EXTRACTED DATA:

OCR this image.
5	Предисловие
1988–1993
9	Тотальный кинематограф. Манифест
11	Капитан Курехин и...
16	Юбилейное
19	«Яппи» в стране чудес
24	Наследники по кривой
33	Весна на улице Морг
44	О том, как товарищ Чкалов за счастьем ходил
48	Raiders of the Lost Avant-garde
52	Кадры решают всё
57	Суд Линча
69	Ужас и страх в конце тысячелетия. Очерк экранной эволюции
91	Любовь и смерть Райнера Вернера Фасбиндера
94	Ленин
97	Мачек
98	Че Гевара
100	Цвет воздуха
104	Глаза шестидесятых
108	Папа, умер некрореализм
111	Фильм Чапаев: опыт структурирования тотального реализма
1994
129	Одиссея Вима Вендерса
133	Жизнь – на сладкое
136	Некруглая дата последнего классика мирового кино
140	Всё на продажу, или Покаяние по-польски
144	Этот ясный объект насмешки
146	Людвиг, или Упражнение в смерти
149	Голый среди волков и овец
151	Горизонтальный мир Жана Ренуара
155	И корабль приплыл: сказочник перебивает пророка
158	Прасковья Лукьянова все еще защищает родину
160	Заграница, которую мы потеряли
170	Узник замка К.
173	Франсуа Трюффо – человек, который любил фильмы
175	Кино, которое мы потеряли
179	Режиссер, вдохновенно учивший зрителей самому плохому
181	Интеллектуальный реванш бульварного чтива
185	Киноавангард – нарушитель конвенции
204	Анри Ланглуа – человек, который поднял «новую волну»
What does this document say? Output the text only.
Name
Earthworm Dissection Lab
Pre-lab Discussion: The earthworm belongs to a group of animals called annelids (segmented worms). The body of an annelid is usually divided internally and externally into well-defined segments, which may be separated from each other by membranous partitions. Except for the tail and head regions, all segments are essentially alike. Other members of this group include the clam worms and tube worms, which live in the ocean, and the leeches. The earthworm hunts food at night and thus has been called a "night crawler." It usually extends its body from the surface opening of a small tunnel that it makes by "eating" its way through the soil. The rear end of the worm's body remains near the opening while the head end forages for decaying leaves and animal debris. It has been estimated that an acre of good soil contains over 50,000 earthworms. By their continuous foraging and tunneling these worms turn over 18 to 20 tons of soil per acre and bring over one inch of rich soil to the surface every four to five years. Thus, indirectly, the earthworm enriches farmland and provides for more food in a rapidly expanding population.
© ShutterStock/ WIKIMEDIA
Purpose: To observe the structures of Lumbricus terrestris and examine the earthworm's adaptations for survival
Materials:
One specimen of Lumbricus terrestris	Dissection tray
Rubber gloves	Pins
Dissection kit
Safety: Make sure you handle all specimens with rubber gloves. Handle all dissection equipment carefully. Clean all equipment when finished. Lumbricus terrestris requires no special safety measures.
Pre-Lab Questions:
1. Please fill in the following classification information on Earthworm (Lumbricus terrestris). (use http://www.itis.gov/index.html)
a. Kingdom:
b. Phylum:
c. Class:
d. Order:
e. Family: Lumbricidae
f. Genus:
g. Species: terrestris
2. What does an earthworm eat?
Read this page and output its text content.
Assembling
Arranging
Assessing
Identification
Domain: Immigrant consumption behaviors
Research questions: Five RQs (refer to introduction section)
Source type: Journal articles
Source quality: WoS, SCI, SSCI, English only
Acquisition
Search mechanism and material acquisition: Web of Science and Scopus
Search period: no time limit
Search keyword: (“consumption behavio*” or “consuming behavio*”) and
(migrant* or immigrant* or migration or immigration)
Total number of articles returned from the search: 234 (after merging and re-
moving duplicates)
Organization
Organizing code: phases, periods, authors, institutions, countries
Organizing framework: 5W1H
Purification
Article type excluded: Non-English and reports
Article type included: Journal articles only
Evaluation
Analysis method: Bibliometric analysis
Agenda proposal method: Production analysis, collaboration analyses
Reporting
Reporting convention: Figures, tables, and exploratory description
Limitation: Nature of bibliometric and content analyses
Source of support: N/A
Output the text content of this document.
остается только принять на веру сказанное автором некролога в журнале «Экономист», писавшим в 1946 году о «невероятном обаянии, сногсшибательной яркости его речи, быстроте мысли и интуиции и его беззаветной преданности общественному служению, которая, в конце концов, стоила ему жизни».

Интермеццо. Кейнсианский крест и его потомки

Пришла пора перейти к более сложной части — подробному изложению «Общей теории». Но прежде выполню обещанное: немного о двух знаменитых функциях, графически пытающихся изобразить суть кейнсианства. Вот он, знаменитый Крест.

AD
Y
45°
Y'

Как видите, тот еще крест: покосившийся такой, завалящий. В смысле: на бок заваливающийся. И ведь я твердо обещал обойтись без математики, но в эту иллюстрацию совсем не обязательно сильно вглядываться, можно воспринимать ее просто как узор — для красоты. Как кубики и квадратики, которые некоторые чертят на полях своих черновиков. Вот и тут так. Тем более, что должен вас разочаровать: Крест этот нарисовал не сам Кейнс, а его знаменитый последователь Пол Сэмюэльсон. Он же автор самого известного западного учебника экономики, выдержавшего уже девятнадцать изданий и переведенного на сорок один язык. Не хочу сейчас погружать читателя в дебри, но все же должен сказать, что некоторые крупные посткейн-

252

AIM OF THE EXERCISE:
Go through the entries and repeat each one exactly.

FULL SOLUTION:
OCR this image.
5	Предисловие
1988–1993
9	Тотальный кинематограф. Манифест
11	Капитан Курехин и...
16	Юбилейное
19	«Яппи» в стране чудес
24	Наследники по кривой
33	Весна на улице Морг
44	О том, как товарищ Чкалов за счастьем ходил
48	Raiders of the Lost Avant-garde
52	Кадры решают всё
57	Суд Линча
69	Ужас и страх в конце тысячелетия. Очерк экранной эволюции
91	Любовь и смерть Райнера Вернера Фасбиндера
94	Ленин
97	Мачек
98	Че Гевара
100	Цвет воздуха
104	Глаза шестидесятых
108	Папа, умер некрореализм
111	Фильм Чапаев: опыт структурирования тотального реализма
1994
129	Одиссея Вима Вендерса
133	Жизнь – на сладкое
136	Некруглая дата последнего классика мирового кино
140	Всё на продажу, или Покаяние по-польски
144	Этот ясный объект насмешки
146	Людвиг, или Упражнение в смерти
149	Голый среди волков и овец
151	Горизонтальный мир Жана Ренуара
155	И корабль приплыл: сказочник перебивает пророка
158	Прасковья Лукьянова все еще защищает родину
160	Заграница, которую мы потеряли
170	Узник замка К.
173	Франсуа Трюффо – человек, который любил фильмы
175	Кино, которое мы потеряли
179	Режиссер, вдохновенно учивший зрителей самому плохому
181	Интеллектуальный реванш бульварного чтива
185	Киноавангард – нарушитель конвенции
204	Анри Ланглуа – человек, который поднял «новую волну»
What does this document say? Output the text only.
Name
Earthworm Dissection Lab
Pre-lab Discussion: The earthworm belongs to a group of animals called annelids (segmented worms). The body of an annelid is usually divided internally and externally into well-defined segments, which may be separated from each other by membranous partitions. Except for the tail and head regions, all segments are essentially alike. Other members of this group include the clam worms and tube worms, which live in the ocean, and the leeches. The earthworm hunts food at night and thus has been called a "night crawler." It usually extends its body from the surface opening of a small tunnel that it makes by "eating" its way through the soil. The rear end of the worm's body remains near the opening while the head end forages for decaying leaves and animal debris. It has been estimated that an acre of good soil contains over 50,000 earthworms. By their continuous foraging and tunneling these worms turn over 18 to 20 tons of soil per acre and bring over one inch of rich soil to the surface every four to five years. Thus, indirectly, the earthworm enriches farmland and provides for more food in a rapidly expanding population.
© ShutterStock/ WIKIMEDIA
Purpose: To observe the structures of Lumbricus terrestris and examine the earthworm's adaptations for survival
Materials:
One specimen of Lumbricus terrestris	Dissection tray
Rubber gloves	Pins
Dissection kit
Safety: Make sure you handle all specimens with rubber gloves. Handle all dissection equipment carefully. Clean all equipment when finished. Lumbricus terrestris requires no special safety measures.
Pre-Lab Questions:
1. Please fill in the following classification information on Earthworm (Lumbricus terrestris). (use http://www.itis.gov/index.html)
a. Kingdom:
b. Phylum:
c. Class:
d. Order:
e. Family: Lumbricidae
f. Genus:
g. Species: terrestris
2. What does an earthworm eat?
Read this page and output its text content.
Assembling
Arranging
Assessing
Identification
Domain: Immigrant consumption behaviors
Research questions: Five RQs (refer to introduction section)
Source type: Journal articles
Source quality: WoS, SCI, SSCI, English only
Acquisition
Search mechanism and material acquisition: Web of Science and Scopus
Search period: no time limit
Search keyword: (“consumption behavio*” or “consuming behavio*”) and
(migrant* or immigrant* or migration or immigration)
Total number of articles returned from the search: 234 (after merging and re-
moving duplicates)
Organization
Organizing code: phases, periods, authors, institutions, countries
Organizing framework: 5W1H
Purification
Article type excluded: Non-English and reports
Article type included: Journal articles only
Evaluation
Analysis method: Bibliometric analysis
Agenda proposal method: Production analysis, collaboration analyses
Reporting
Reporting convention: Figures, tables, and exploratory description
Limitation: Nature of bibliometric and content analyses
Source of support: N/A
Output the text content of this document.
остается только принять на веру сказанное автором некролога в журнале «Экономист», писавшим в 1946 году о «невероятном обаянии, сногсшибательной яркости его речи, быстроте мысли и интуиции и его беззаветной преданности общественному служению, которая, в конце концов, стоила ему жизни».

Интермеццо. Кейнсианский крест и его потомки

Пришла пора перейти к более сложной части — подробному изложению «Общей теории». Но прежде выполню обещанное: немного о двух знаменитых функциях, графически пытающихся изобразить суть кейнсианства. Вот он, знаменитый Крест.

AD
Y
45°
Y'

Как видите, тот еще крест: покосившийся такой, завалящий. В смысле: на бок заваливающийся. И ведь я твердо обещал обойтись без математики, но в эту иллюстрацию совсем не обязательно сильно вглядываться, можно воспринимать ее просто как узор — для красоты. Как кубики и квадратики, которые некоторые чертят на полях своих черновиков. Вот и тут так. Тем более, что должен вас разочаровать: Крест этот нарисовал не сам Кейнс, а его знаменитый последователь Пол Сэмюэльсон. Он же автор самого известного западного учебника экономики, выдержавшего уже девятнадцать изданий и переведенного на сорок один язык. Не хочу сейчас погружать читателя в дебри, но все же должен сказать, что некоторые крупные посткейн-

252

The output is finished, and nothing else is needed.